TASK PROMPT
Set down the full listing exactly, character for character.

Items listed in a dataset
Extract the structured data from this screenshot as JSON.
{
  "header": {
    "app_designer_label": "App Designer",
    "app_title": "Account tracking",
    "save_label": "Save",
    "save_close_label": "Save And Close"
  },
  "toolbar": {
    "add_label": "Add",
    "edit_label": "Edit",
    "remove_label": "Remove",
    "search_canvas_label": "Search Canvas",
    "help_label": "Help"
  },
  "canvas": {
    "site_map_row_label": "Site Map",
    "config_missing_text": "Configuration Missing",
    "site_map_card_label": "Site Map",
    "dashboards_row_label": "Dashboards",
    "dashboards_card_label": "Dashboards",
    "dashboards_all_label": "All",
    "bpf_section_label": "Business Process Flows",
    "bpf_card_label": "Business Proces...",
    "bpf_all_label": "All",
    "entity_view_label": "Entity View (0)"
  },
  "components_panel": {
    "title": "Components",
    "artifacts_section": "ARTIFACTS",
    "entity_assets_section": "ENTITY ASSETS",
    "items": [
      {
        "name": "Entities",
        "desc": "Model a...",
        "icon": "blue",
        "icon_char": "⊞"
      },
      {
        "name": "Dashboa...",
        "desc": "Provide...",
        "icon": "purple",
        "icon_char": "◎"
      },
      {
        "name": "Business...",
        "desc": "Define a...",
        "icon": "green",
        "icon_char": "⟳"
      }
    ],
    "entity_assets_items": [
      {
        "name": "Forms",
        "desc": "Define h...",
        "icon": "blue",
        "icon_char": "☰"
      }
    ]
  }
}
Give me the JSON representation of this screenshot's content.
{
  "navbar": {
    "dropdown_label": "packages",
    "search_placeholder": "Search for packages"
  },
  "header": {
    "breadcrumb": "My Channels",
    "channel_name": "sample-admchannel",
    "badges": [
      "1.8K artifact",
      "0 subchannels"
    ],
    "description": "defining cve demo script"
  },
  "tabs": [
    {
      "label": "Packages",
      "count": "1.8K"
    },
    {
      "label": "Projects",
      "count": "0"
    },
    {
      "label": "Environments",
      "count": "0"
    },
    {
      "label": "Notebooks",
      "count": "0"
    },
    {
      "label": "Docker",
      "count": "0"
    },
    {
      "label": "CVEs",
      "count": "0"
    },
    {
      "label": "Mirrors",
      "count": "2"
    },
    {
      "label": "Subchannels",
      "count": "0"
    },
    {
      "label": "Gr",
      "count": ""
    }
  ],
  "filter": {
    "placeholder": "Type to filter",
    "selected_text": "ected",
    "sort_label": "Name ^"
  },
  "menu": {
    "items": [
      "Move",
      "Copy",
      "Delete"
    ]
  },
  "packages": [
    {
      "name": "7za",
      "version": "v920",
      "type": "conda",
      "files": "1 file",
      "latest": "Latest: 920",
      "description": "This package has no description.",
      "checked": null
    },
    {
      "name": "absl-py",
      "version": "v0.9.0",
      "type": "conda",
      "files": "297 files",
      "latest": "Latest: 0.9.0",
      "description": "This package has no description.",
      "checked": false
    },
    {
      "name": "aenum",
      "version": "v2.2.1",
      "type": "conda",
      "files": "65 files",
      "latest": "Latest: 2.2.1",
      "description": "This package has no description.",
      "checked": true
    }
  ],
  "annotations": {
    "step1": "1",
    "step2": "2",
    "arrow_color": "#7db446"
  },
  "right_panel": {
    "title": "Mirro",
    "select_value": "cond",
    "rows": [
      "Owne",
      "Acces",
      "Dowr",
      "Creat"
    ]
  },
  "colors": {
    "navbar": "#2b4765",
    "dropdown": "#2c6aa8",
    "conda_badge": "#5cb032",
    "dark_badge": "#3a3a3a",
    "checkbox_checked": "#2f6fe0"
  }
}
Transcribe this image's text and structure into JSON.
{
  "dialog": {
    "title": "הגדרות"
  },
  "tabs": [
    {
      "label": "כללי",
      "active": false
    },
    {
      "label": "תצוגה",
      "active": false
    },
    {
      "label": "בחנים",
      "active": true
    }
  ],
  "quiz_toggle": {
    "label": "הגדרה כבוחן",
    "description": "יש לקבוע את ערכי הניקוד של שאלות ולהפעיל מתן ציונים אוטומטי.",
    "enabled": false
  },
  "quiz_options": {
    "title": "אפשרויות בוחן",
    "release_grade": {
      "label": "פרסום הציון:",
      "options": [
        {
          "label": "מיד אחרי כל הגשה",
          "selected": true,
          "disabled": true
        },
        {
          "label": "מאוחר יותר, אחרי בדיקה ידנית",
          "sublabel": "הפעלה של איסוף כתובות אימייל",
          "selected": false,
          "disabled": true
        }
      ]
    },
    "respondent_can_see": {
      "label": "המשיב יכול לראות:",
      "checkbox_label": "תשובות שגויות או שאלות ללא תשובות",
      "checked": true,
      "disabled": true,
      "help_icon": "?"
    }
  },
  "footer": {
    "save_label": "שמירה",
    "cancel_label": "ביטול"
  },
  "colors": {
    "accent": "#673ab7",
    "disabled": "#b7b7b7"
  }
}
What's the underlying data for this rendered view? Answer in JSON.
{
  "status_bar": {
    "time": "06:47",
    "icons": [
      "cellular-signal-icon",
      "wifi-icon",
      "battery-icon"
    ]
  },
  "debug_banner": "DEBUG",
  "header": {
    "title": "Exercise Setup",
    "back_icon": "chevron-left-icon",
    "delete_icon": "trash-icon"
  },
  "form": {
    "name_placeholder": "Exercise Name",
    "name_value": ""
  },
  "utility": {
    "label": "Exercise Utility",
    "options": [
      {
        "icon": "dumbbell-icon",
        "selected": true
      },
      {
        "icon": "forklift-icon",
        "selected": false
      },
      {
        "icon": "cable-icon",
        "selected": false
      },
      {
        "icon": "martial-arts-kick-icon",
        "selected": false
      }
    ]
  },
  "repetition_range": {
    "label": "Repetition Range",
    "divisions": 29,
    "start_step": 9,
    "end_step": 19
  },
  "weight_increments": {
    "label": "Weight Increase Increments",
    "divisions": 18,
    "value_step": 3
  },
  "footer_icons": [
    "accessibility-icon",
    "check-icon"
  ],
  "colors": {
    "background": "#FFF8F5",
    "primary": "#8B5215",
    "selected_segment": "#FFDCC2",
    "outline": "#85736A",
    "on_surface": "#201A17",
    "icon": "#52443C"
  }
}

RESPONSE TO THE EXERCISE
Extract the structured data from this screenshot as JSON.
{
  "header": {
    "app_designer_label": "App Designer",
    "app_title": "Account tracking",
    "save_label": "Save",
    "save_close_label": "Save And Close"
  },
  "toolbar": {
    "add_label": "Add",
    "edit_label": "Edit",
    "remove_label": "Remove",
    "search_canvas_label": "Search Canvas",
    "help_label": "Help"
  },
  "canvas": {
    "site_map_row_label": "Site Map",
    "config_missing_text": "Configuration Missing",
    "site_map_card_label": "Site Map",
    "dashboards_row_label": "Dashboards",
    "dashboards_card_label": "Dashboards",
    "dashboards_all_label": "All",
    "bpf_section_label": "Business Process Flows",
    "bpf_card_label": "Business Proces...",
    "bpf_all_label": "All",
    "entity_view_label": "Entity View (0)"
  },
  "components_panel": {
    "title": "Components",
    "artifacts_section": "ARTIFACTS",
    "entity_assets_section": "ENTITY ASSETS",
    "items": [
      {
        "name": "Entities",
        "desc": "Model a...",
        "icon": "blue",
        "icon_char": "⊞"
      },
      {
        "name": "Dashboa...",
        "desc": "Provide...",
        "icon": "purple",
        "icon_char": "◎"
      },
      {
        "name": "Business...",
        "desc": "Define a...",
        "icon": "green",
        "icon_char": "⟳"
      }
    ],
    "entity_assets_items": [
      {
        "name": "Forms",
        "desc": "Define h...",
        "icon": "blue",
        "icon_char": "☰"
      }
    ]
  }
}
Give me the JSON representation of this screenshot's content.
{
  "navbar": {
    "dropdown_label": "packages",
    "search_placeholder": "Search for packages"
  },
  "header": {
    "breadcrumb": "My Channels",
    "channel_name": "sample-admchannel",
    "badges": [
      "1.8K artifact",
      "0 subchannels"
    ],
    "description": "defining cve demo script"
  },
  "tabs": [
    {
      "label": "Packages",
      "count": "1.8K"
    },
    {
      "label": "Projects",
      "count": "0"
    },
    {
      "label": "Environments",
      "count": "0"
    },
    {
      "label": "Notebooks",
      "count": "0"
    },
    {
      "label": "Docker",
      "count": "0"
    },
    {
      "label": "CVEs",
      "count": "0"
    },
    {
      "label": "Mirrors",
      "count": "2"
    },
    {
      "label": "Subchannels",
      "count": "0"
    },
    {
      "label": "Gr",
      "count": ""
    }
  ],
  "filter": {
    "placeholder": "Type to filter",
    "selected_text": "ected",
    "sort_label": "Name ^"
  },
  "menu": {
    "items": [
      "Move",
      "Copy",
      "Delete"
    ]
  },
  "packages": [
    {
      "name": "7za",
      "version": "v920",
      "type": "conda",
      "files": "1 file",
      "latest": "Latest: 920",
      "description": "This package has no description.",
      "checked": null
    },
    {
      "name": "absl-py",
      "version": "v0.9.0",
      "type": "conda",
      "files": "297 files",
      "latest": "Latest: 0.9.0",
      "description": "This package has no description.",
      "checked": false
    },
    {
      "name": "aenum",
      "version": "v2.2.1",
      "type": "conda",
      "files": "65 files",
      "latest": "Latest: 2.2.1",
      "description": "This package has no description.",
      "checked": true
    }
  ],
  "annotations": {
    "step1": "1",
    "step2": "2",
    "arrow_color": "#7db446"
  },
  "right_panel": {
    "title": "Mirro",
    "select_value": "cond",
    "rows": [
      "Owne",
      "Acces",
      "Dowr",
      "Creat"
    ]
  },
  "colors": {
    "navbar": "#2b4765",
    "dropdown": "#2c6aa8",
    "conda_badge": "#5cb032",
    "dark_badge": "#3a3a3a",
    "checkbox_checked": "#2f6fe0"
  }
}
Transcribe this image's text and structure into JSON.
{
  "dialog": {
    "title": "הגדרות"
  },
  "tabs": [
    {
      "label": "כללי",
      "active": false
    },
    {
      "label": "תצוגה",
      "active": false
    },
    {
      "label": "בחנים",
      "active": true
    }
  ],
  "quiz_toggle": {
    "label": "הגדרה כבוחן",
    "description": "יש לקבוע את ערכי הניקוד של שאלות ולהפעיל מתן ציונים אוטומטי.",
    "enabled": false
  },
  "quiz_options": {
    "title": "אפשרויות בוחן",
    "release_grade": {
      "label": "פרסום הציון:",
      "options": [
        {
          "label": "מיד אחרי כל הגשה",
          "selected": true,
          "disabled": true
        },
        {
          "label": "מאוחר יותר, אחרי בדיקה ידנית",
          "sublabel": "הפעלה של איסוף כתובות אימייל",
          "selected": false,
          "disabled": true
        }
      ]
    },
    "respondent_can_see": {
      "label": "המשיב יכול לראות:",
      "checkbox_label": "תשובות שגויות או שאלות ללא תשובות",
      "checked": true,
      "disabled": true,
      "help_icon": "?"
    }
  },
  "footer": {
    "save_label": "שמירה",
    "cancel_label": "ביטול"
  },
  "colors": {
    "accent": "#673ab7",
    "disabled": "#b7b7b7"
  }
}
What's the underlying data for this rendered view? Answer in JSON.
{
  "status_bar": {
    "time": "06:47",
    "icons": [
      "cellular-signal-icon",
      "wifi-icon",
      "battery-icon"
    ]
  },
  "debug_banner": "DEBUG",
  "header": {
    "title": "Exercise Setup",
    "back_icon": "chevron-left-icon",
    "delete_icon": "trash-icon"
  },
  "form": {
    "name_placeholder": "Exercise Name",
    "name_value": ""
  },
  "utility": {
    "label": "Exercise Utility",
    "options": [
      {
        "icon": "dumbbell-icon",
        "selected": true
      },
      {
        "icon": "forklift-icon",
        "selected": false
      },
      {
        "icon": "cable-icon",
        "selected": false
      },
      {
        "icon": "martial-arts-kick-icon",
        "selected": false
      }
    ]
  },
  "repetition_range": {
    "label": "Repetition Range",
    "divisions": 29,
    "start_step": 9,
    "end_step": 19
  },
  "weight_increments": {
    "label": "Weight Increase Increments",
    "divisions": 18,
    "value_step": 3
  },
  "footer_icons": [
    "accessibility-icon",
    "check-icon"
  ],
  "colors": {
    "background": "#FFF8F5",
    "primary": "#8B5215",
    "selected_segment": "#FFDCC2",
    "outline": "#85736A",
    "on_surface": "#201A17",
    "icon": "#52443C"
  }
}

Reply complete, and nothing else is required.